| Exercise description |
Pictures do not belong in the copy; transcribe everything else in the records exactly.
___ Data to process
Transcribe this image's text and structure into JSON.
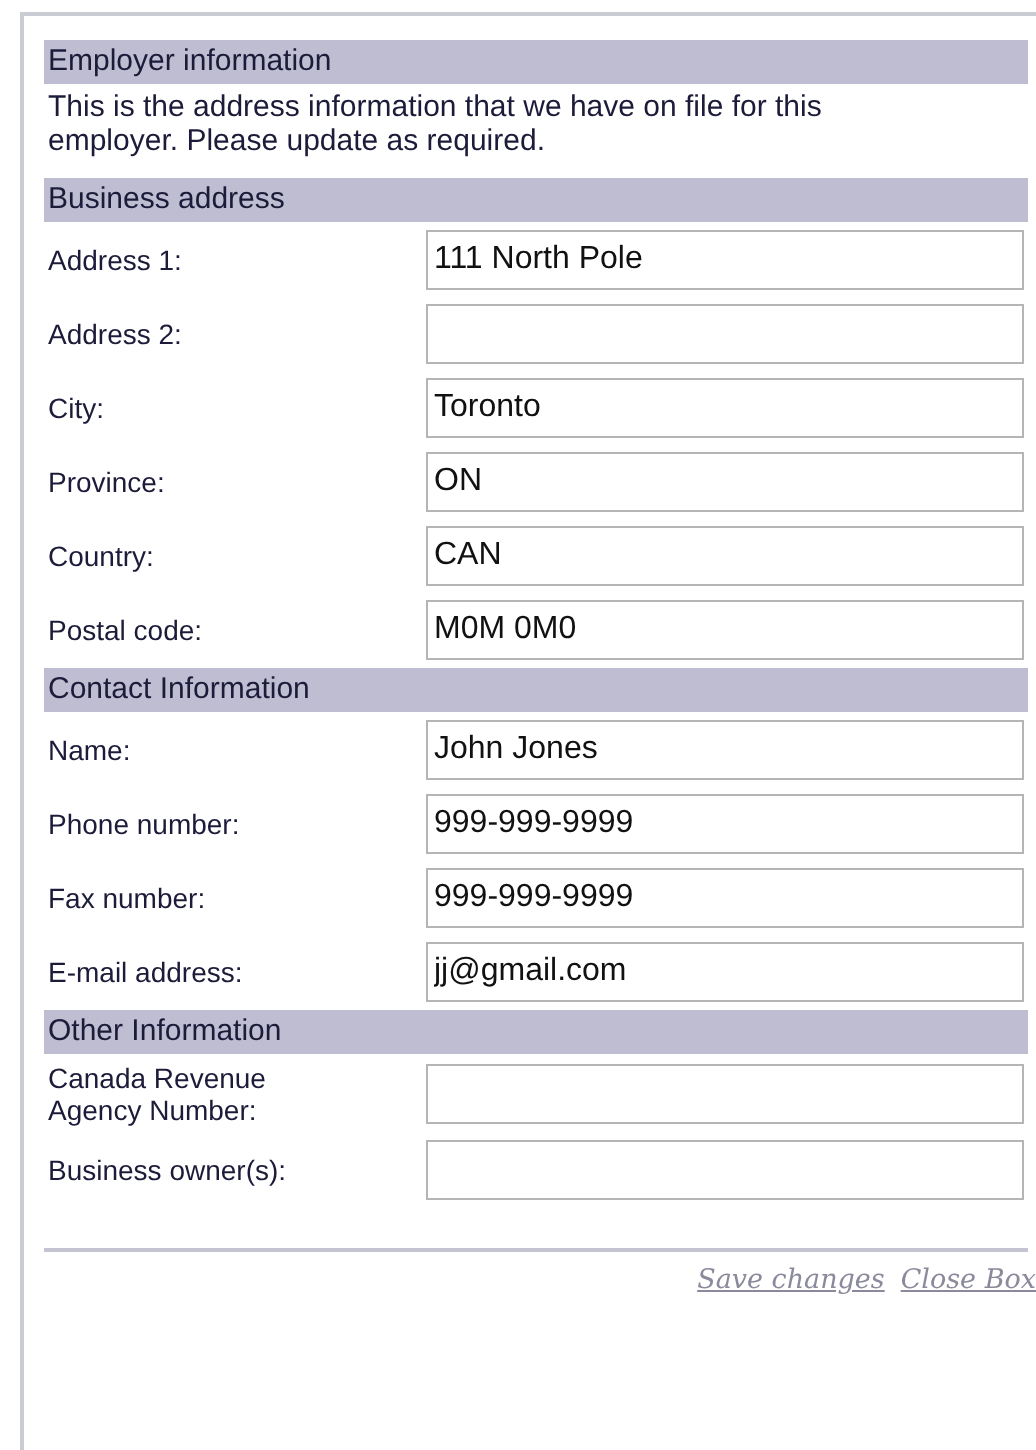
{
  "sections": [
    {
      "title": "Employer information",
      "intro": "This is the address information that we have on file for this employer. Please update as required."
    },
    {
      "title": "Business address",
      "fields": [
        {
          "label": "Address 1:",
          "value": "111 North Pole"
        },
        {
          "label": "Address 2:"
        },
        {
          "label": "City:",
          "value": "Toronto"
        },
        {
          "label": "Province:",
          "value": "ON"
        },
        {
          "label": "Country:",
          "value": "CAN"
        },
        {
          "label": "Postal code:",
          "value": "M0M 0M0"
        }
      ]
    },
    {
      "title": "Contact Information",
      "fields": [
        {
          "label": "Name:",
          "value": "John Jones"
        },
        {
          "label": "Phone number:",
          "value": "999-999-9999"
        },
        {
          "label": "Fax number:",
          "value": "999-999-9999"
        },
        {
          "label": "E-mail address:",
          "value": "jj@gmail.com"
        }
      ]
    },
    {
      "title": "Other Information",
      "fields": [
        {
          "label": "Canada Revenue Agency Number:"
        },
        {
          "label": "Business owner(s):"
        }
      ]
    }
  ],
  "links": [
    "Save changes",
    "Close Box"
  ]
}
______
| Exercise result |
Transcribe this image's text and structure into JSON.
{
  "sections": [
    {
      "title": "Employer information",
      "intro": "This is the address information that we have on file for this employer. Please update as required."
    },
    {
      "title": "Business address",
      "fields": [
        {
          "label": "Address 1:",
          "value": "111 North Pole"
        },
        {
          "label": "Address 2:"
        },
        {
          "label": "City:",
          "value": "Toronto"
        },
        {
          "label": "Province:",
          "value": "ON"
        },
        {
          "label": "Country:",
          "value": "CAN"
        },
        {
          "label": "Postal code:",
          "value": "M0M 0M0"
        }
      ]
    },
    {
      "title": "Contact Information",
      "fields": [
        {
          "label": "Name:",
          "value": "John Jones"
        },
        {
          "label": "Phone number:",
          "value": "999-999-9999"
        },
        {
          "label": "Fax number:",
          "value": "999-999-9999"
        },
        {
          "label": "E-mail address:",
          "value": "jj@gmail.com"
        }
      ]
    },
    {
      "title": "Other Information",
      "fields": [
        {
          "label": "Canada Revenue Agency Number:"
        },
        {
          "label": "Business owner(s):"
        }
      ]
    }
  ],
  "links": [
    "Save changes",
    "Close Box"
  ]
}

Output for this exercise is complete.